EXERCISE AIM ->
Quote every line as written. Omit pictures.

━━ RECORDS FOR THIS EXERCISE ━━

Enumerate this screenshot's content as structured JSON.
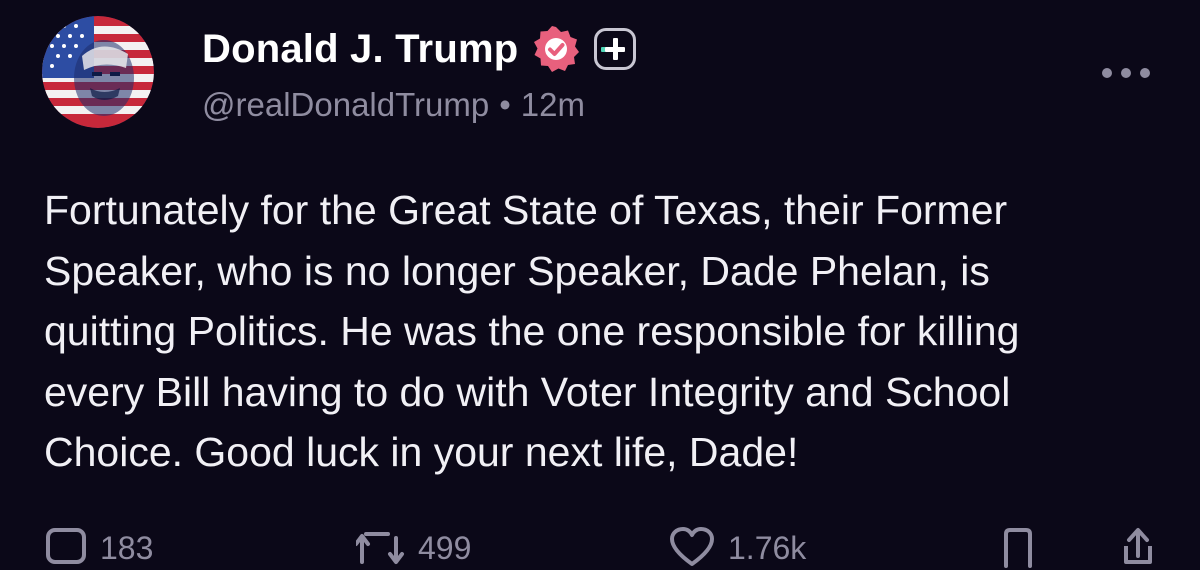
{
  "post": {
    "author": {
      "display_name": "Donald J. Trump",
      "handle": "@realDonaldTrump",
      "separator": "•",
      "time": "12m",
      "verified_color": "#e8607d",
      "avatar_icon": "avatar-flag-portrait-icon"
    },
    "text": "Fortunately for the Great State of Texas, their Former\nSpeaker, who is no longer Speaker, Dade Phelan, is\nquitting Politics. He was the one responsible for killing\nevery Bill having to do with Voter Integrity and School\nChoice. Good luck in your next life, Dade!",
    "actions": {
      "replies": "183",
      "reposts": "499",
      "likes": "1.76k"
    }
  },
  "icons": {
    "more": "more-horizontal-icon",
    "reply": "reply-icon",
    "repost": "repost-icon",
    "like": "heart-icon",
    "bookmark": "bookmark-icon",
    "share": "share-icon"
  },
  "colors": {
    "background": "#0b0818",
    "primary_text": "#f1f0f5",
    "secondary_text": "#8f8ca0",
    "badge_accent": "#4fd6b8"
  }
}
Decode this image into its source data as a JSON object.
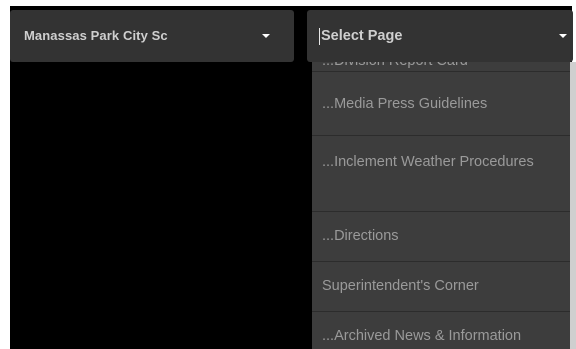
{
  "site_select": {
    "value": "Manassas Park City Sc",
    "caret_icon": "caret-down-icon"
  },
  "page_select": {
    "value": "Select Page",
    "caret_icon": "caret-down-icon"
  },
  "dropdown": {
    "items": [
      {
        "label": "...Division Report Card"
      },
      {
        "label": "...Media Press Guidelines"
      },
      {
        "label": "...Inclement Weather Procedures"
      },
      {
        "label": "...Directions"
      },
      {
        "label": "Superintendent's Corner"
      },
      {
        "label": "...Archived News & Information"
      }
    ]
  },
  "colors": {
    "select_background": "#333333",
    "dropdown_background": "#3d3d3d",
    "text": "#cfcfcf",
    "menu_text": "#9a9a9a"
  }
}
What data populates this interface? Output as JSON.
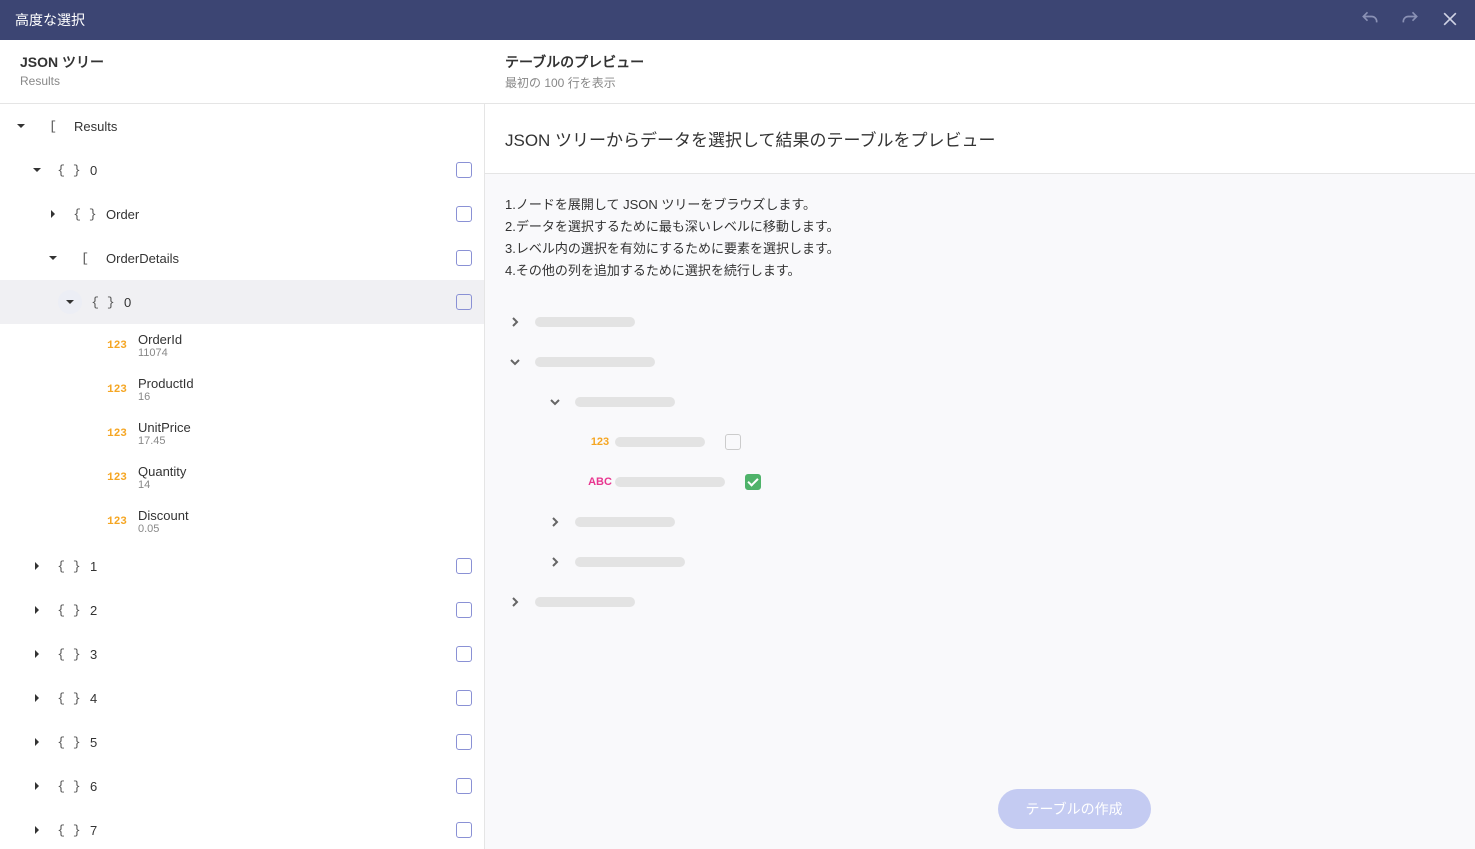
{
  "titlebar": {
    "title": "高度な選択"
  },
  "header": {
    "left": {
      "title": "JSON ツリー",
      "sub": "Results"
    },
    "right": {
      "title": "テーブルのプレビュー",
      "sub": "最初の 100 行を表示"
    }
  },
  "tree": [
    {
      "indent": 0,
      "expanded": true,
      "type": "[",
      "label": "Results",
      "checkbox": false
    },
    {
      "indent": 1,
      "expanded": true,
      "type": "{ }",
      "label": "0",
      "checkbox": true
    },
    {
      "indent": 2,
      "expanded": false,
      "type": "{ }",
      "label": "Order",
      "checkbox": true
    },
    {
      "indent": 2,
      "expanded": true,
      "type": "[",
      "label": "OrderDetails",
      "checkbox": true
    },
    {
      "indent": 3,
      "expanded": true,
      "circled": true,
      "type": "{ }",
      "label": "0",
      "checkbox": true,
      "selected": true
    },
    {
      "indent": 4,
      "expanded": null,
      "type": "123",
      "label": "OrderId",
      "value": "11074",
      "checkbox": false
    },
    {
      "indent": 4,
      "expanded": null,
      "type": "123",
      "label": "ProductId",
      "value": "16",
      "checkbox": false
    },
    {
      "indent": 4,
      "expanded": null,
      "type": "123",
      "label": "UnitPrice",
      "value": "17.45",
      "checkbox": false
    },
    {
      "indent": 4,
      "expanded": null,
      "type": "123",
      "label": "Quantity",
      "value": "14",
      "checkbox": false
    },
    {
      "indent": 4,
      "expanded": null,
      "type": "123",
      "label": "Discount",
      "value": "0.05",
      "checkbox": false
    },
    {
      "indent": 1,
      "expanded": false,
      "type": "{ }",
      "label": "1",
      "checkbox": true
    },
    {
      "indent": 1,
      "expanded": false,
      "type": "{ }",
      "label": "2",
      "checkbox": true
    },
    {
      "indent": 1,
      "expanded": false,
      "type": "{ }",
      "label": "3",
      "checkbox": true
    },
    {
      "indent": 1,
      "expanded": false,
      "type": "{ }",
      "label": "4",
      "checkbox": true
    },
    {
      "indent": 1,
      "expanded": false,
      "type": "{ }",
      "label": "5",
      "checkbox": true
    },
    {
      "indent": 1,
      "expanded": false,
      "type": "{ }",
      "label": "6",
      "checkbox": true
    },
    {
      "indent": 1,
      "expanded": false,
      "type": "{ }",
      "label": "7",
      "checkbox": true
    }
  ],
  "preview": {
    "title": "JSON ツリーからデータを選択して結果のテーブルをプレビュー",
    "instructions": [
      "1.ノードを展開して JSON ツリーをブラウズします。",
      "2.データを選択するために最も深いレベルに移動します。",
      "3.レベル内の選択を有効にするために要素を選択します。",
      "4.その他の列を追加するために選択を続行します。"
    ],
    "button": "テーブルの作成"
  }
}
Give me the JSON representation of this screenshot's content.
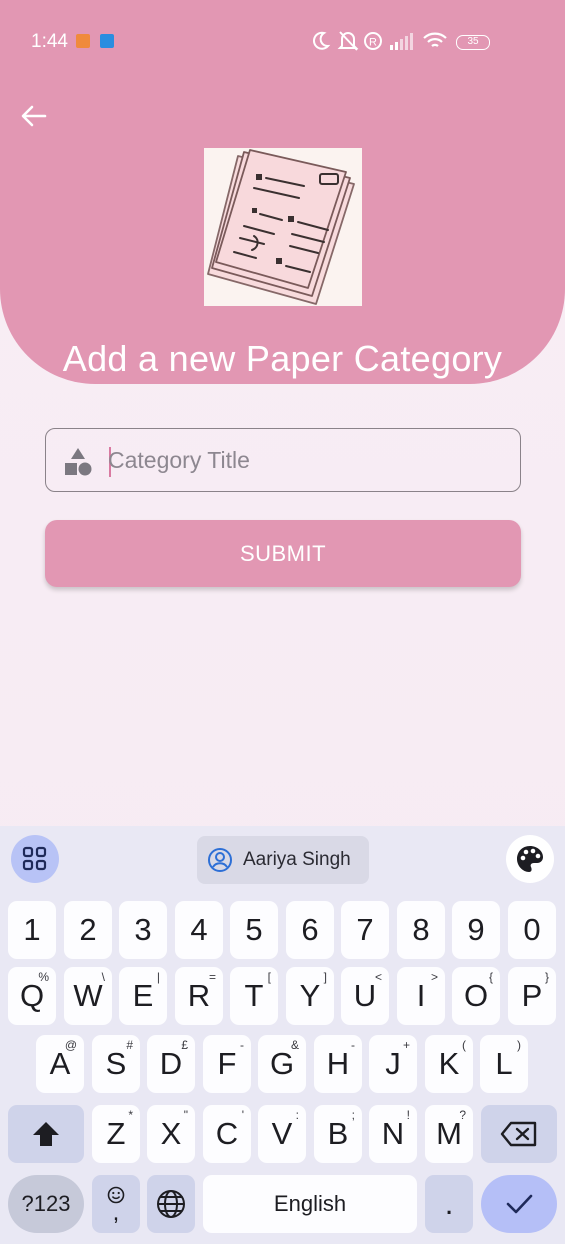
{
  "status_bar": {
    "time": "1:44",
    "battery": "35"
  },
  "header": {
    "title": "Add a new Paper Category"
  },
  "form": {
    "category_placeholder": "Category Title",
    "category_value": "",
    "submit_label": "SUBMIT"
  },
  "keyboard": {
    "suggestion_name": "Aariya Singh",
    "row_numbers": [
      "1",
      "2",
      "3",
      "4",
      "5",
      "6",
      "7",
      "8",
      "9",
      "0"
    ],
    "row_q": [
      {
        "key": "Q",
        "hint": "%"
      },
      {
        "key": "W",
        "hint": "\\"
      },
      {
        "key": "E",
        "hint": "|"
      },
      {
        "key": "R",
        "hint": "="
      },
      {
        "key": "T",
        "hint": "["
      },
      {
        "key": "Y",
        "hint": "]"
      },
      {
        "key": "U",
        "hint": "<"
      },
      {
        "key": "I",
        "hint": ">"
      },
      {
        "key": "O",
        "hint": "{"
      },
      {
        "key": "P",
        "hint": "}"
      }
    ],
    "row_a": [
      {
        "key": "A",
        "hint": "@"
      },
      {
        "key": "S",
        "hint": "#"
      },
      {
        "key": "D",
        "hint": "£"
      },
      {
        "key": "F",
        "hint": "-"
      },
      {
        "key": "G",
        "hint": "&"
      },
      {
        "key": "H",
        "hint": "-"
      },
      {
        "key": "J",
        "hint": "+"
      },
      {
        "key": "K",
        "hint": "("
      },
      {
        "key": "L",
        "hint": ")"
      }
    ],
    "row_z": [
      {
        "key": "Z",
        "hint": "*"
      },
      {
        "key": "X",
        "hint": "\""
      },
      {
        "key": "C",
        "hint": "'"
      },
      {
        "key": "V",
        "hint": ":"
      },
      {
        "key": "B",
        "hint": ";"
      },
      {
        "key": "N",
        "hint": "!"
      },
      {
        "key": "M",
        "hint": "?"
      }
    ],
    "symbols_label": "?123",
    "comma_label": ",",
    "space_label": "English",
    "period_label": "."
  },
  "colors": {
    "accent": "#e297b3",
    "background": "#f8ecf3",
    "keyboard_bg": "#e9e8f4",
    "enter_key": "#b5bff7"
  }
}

━━━

CORRECT OUTPUT ->
Enumerate this screenshot's content as structured JSON.
{
  "post": {
    "author": {
      "display_name": "Donald J. Trump",
      "handle": "@realDonaldTrump",
      "separator": "•",
      "time": "12m",
      "verified_color": "#e8607d",
      "avatar_icon": "avatar-flag-portrait-icon"
    },
    "text": "Fortunately for the Great State of Texas, their Former\nSpeaker, who is no longer Speaker, Dade Phelan, is\nquitting Politics. He was the one responsible for killing\nevery Bill having to do with Voter Integrity and School\nChoice. Good luck in your next life, Dade!",
    "actions": {
      "replies": "183",
      "reposts": "499",
      "likes": "1.76k"
    }
  },
  "icons": {
    "more": "more-horizontal-icon",
    "reply": "reply-icon",
    "repost": "repost-icon",
    "like": "heart-icon",
    "bookmark": "bookmark-icon",
    "share": "share-icon"
  },
  "colors": {
    "background": "#0b0818",
    "primary_text": "#f1f0f5",
    "secondary_text": "#8f8ca0",
    "badge_accent": "#4fd6b8"
  }
}
Decode this image into its source data as a JSON object.
{
  "site_select": {
    "value": "Manassas Park City Sc",
    "caret_icon": "caret-down-icon"
  },
  "page_select": {
    "value": "Select Page",
    "caret_icon": "caret-down-icon"
  },
  "dropdown": {
    "items": [
      {
        "label": "...Division Report Card"
      },
      {
        "label": "...Media Press Guidelines"
      },
      {
        "label": "...Inclement Weather Procedures"
      },
      {
        "label": "...Directions"
      },
      {
        "label": "Superintendent's Corner"
      },
      {
        "label": "...Archived News & Information"
      }
    ]
  },
  "colors": {
    "select_background": "#333333",
    "dropdown_background": "#3d3d3d",
    "text": "#cfcfcf",
    "menu_text": "#9a9a9a"
  }
}
What data populates this interface? Output as JSON.
{
  "titlebar": {
    "title": "高度な選択"
  },
  "header": {
    "left": {
      "title": "JSON ツリー",
      "sub": "Results"
    },
    "right": {
      "title": "テーブルのプレビュー",
      "sub": "最初の 100 行を表示"
    }
  },
  "tree": [
    {
      "indent": 0,
      "expanded": true,
      "type": "[",
      "label": "Results",
      "checkbox": false
    },
    {
      "indent": 1,
      "expanded": true,
      "type": "{ }",
      "label": "0",
      "checkbox": true
    },
    {
      "indent": 2,
      "expanded": false,
      "type": "{ }",
      "label": "Order",
      "checkbox": true
    },
    {
      "indent": 2,
      "expanded": true,
      "type": "[",
      "label": "OrderDetails",
      "checkbox": true
    },
    {
      "indent": 3,
      "expanded": true,
      "circled": true,
      "type": "{ }",
      "label": "0",
      "checkbox": true,
      "selected": true
    },
    {
      "indent": 4,
      "expanded": null,
      "type": "123",
      "label": "OrderId",
      "value": "11074",
      "checkbox": false
    },
    {
      "indent": 4,
      "expanded": null,
      "type": "123",
      "label": "ProductId",
      "value": "16",
      "checkbox": false
    },
    {
      "indent": 4,
      "expanded": null,
      "type": "123",
      "label": "UnitPrice",
      "value": "17.45",
      "checkbox": false
    },
    {
      "indent": 4,
      "expanded": null,
      "type": "123",
      "label": "Quantity",
      "value": "14",
      "checkbox": false
    },
    {
      "indent": 4,
      "expanded": null,
      "type": "123",
      "label": "Discount",
      "value": "0.05",
      "checkbox": false
    },
    {
      "indent": 1,
      "expanded": false,
      "type": "{ }",
      "label": "1",
      "checkbox": true
    },
    {
      "indent": 1,
      "expanded": false,
      "type": "{ }",
      "label": "2",
      "checkbox": true
    },
    {
      "indent": 1,
      "expanded": false,
      "type": "{ }",
      "label": "3",
      "checkbox": true
    },
    {
      "indent": 1,
      "expanded": false,
      "type": "{ }",
      "label": "4",
      "checkbox": true
    },
    {
      "indent": 1,
      "expanded": false,
      "type": "{ }",
      "label": "5",
      "checkbox": true
    },
    {
      "indent": 1,
      "expanded": false,
      "type": "{ }",
      "label": "6",
      "checkbox": true
    },
    {
      "indent": 1,
      "expanded": false,
      "type": "{ }",
      "label": "7",
      "checkbox": true
    }
  ],
  "preview": {
    "title": "JSON ツリーからデータを選択して結果のテーブルをプレビュー",
    "instructions": [
      "1.ノードを展開して JSON ツリーをブラウズします。",
      "2.データを選択するために最も深いレベルに移動します。",
      "3.レベル内の選択を有効にするために要素を選択します。",
      "4.その他の列を追加するために選択を続行します。"
    ],
    "button": "テーブルの作成"
  }
}
Give me the JSON representation of this screenshot's content.
{
  "status_bar": {
    "time": "1:44",
    "battery": "35"
  },
  "header": {
    "title": "Add a new Paper Category"
  },
  "form": {
    "category_placeholder": "Category Title",
    "category_value": "",
    "submit_label": "SUBMIT"
  },
  "keyboard": {
    "suggestion_name": "Aariya Singh",
    "row_numbers": [
      "1",
      "2",
      "3",
      "4",
      "5",
      "6",
      "7",
      "8",
      "9",
      "0"
    ],
    "row_q": [
      {
        "key": "Q",
        "hint": "%"
      },
      {
        "key": "W",
        "hint": "\\"
      },
      {
        "key": "E",
        "hint": "|"
      },
      {
        "key": "R",
        "hint": "="
      },
      {
        "key": "T",
        "hint": "["
      },
      {
        "key": "Y",
        "hint": "]"
      },
      {
        "key": "U",
        "hint": "<"
      },
      {
        "key": "I",
        "hint": ">"
      },
      {
        "key": "O",
        "hint": "{"
      },
      {
        "key": "P",
        "hint": "}"
      }
    ],
    "row_a": [
      {
        "key": "A",
        "hint": "@"
      },
      {
        "key": "S",
        "hint": "#"
      },
      {
        "key": "D",
        "hint": "£"
      },
      {
        "key": "F",
        "hint": "-"
      },
      {
        "key": "G",
        "hint": "&"
      },
      {
        "key": "H",
        "hint": "-"
      },
      {
        "key": "J",
        "hint": "+"
      },
      {
        "key": "K",
        "hint": "("
      },
      {
        "key": "L",
        "hint": ")"
      }
    ],
    "row_z": [
      {
        "key": "Z",
        "hint": "*"
      },
      {
        "key": "X",
        "hint": "\""
      },
      {
        "key": "C",
        "hint": "'"
      },
      {
        "key": "V",
        "hint": ":"
      },
      {
        "key": "B",
        "hint": ";"
      },
      {
        "key": "N",
        "hint": "!"
      },
      {
        "key": "M",
        "hint": "?"
      }
    ],
    "symbols_label": "?123",
    "comma_label": ",",
    "space_label": "English",
    "period_label": "."
  },
  "colors": {
    "accent": "#e297b3",
    "background": "#f8ecf3",
    "keyboard_bg": "#e9e8f4",
    "enter_key": "#b5bff7"
  }
}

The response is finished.